───── Supplied data ─────
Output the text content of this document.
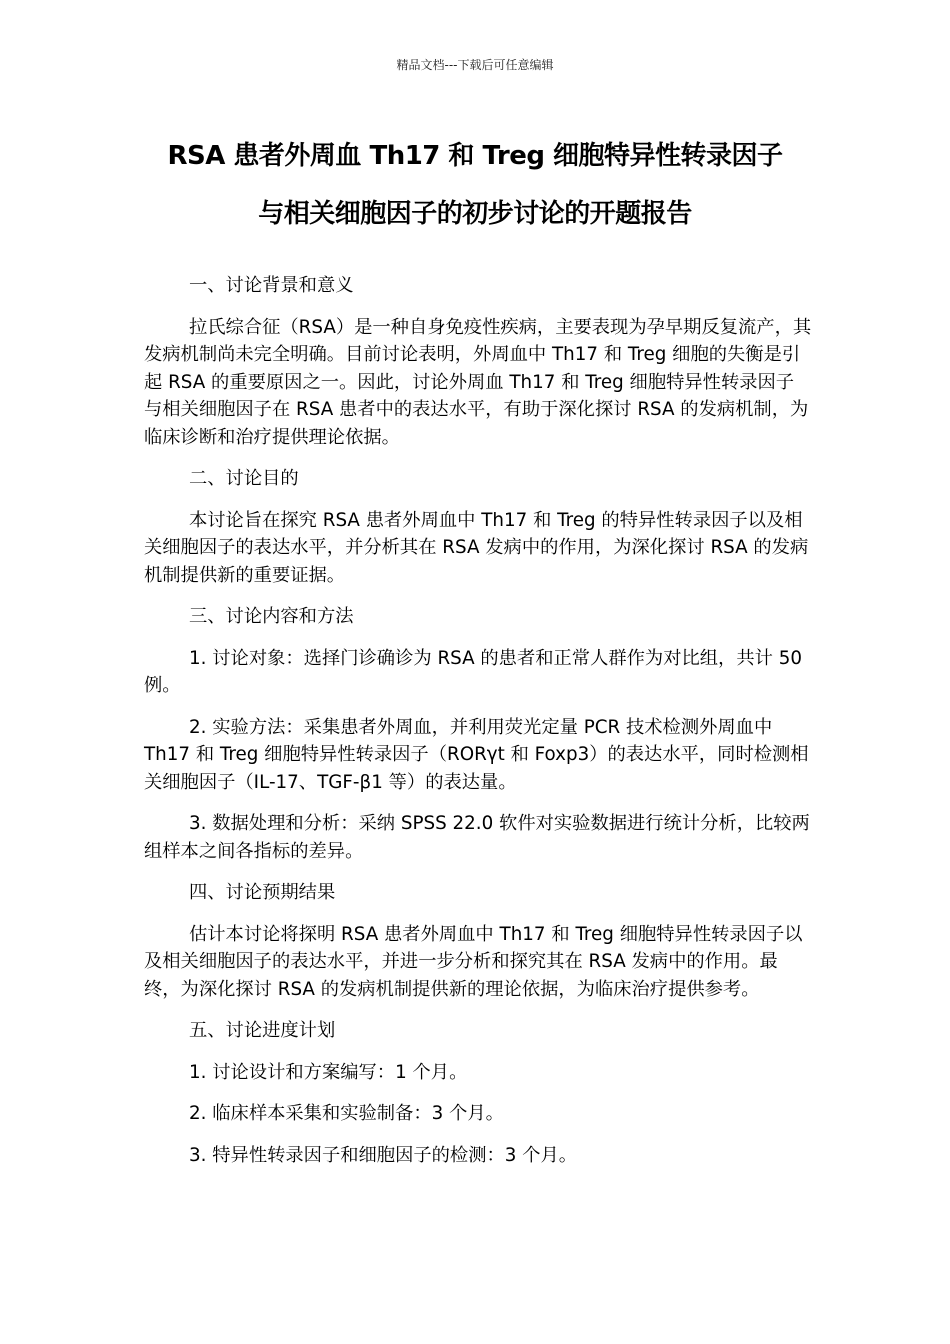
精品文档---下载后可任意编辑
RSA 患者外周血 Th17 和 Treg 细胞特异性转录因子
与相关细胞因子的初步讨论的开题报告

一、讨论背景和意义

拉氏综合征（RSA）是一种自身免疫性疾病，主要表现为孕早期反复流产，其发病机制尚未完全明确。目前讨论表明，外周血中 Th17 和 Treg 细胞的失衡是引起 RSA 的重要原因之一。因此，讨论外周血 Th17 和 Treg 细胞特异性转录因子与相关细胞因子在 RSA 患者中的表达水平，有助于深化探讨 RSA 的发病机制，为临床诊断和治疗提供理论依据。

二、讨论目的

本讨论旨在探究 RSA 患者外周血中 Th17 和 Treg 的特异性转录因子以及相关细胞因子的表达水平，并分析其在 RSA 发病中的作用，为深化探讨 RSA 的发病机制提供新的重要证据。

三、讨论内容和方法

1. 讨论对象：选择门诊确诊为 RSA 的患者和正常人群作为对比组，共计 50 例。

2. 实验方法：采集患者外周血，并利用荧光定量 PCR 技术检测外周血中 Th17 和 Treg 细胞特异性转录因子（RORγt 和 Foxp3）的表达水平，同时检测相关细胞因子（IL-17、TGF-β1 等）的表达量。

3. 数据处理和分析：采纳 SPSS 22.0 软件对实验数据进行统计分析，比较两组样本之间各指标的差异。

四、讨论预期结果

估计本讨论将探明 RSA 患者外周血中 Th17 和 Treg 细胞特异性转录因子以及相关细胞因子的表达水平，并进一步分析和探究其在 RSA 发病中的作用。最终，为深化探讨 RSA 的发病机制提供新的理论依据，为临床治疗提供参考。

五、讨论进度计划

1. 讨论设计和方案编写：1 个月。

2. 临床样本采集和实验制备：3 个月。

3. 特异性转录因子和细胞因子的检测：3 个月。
─────
───── Supplied data ─────
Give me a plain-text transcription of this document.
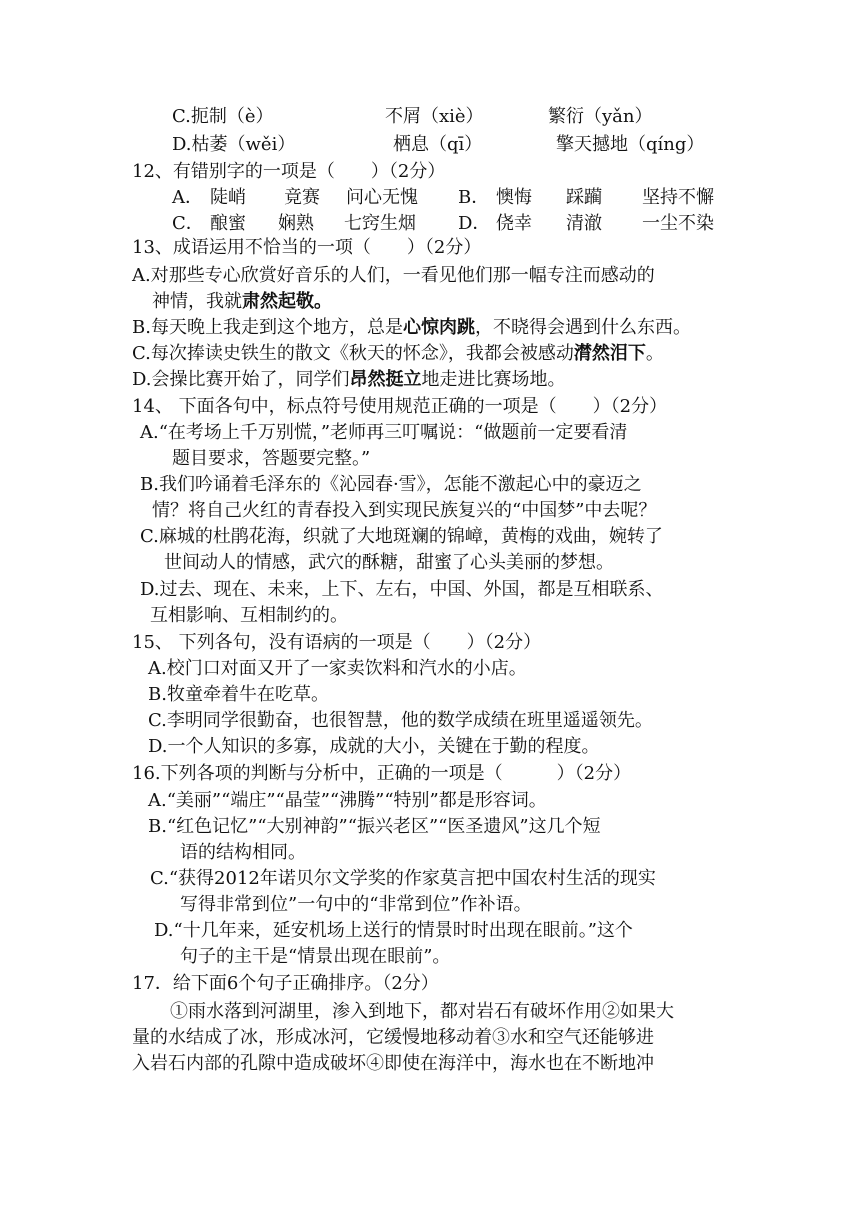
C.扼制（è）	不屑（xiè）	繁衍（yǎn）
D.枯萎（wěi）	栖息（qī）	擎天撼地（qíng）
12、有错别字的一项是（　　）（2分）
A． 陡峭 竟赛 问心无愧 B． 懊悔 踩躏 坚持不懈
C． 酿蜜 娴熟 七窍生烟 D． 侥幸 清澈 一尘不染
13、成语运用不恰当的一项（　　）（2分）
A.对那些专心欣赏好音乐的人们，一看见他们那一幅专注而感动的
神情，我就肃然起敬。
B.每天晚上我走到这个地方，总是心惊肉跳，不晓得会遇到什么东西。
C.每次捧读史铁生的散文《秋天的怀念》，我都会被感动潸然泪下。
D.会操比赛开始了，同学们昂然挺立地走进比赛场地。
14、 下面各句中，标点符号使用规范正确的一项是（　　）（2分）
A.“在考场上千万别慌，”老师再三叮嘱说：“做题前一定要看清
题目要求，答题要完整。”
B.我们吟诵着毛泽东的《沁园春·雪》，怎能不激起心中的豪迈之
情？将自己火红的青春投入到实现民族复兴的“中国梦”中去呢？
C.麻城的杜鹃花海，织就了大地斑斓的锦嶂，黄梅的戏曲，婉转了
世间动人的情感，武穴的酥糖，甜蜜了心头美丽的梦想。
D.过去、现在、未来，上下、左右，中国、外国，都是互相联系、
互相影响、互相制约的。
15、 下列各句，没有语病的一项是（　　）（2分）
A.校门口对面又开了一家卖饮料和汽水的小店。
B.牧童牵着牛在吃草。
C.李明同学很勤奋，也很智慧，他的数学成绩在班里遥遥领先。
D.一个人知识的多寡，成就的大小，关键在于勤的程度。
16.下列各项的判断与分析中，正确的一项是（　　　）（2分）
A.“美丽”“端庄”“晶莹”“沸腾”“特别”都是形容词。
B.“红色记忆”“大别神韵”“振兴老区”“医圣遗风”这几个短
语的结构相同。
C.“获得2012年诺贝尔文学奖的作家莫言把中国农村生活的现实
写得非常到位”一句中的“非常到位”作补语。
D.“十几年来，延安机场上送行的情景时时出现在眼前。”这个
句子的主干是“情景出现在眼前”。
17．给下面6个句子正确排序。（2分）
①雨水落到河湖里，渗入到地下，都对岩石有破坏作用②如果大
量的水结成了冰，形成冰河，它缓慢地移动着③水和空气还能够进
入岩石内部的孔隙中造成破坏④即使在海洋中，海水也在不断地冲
─────
Your goal: Filter the records down to the lines that contain the string "患者外周血中", and copy those lines.

Task result:
本讨论旨在探究 RSA 患者外周血中 Th17 和 Treg 的特异性转录因子以及相关细胞因子的表达水平，并分析其在 RSA 发病中的作用，为深化探讨 RSA 的发病机制提供新的重要证据。
估计本讨论将探明 RSA 患者外周血中 Th17 和 Treg 细胞特异性转录因子以及相关细胞因子的表达水平，并进一步分析和探究其在 RSA 发病中的作用。最终，为深化探讨 RSA 的发病机制提供新的理论依据，为临床治疗提供参考。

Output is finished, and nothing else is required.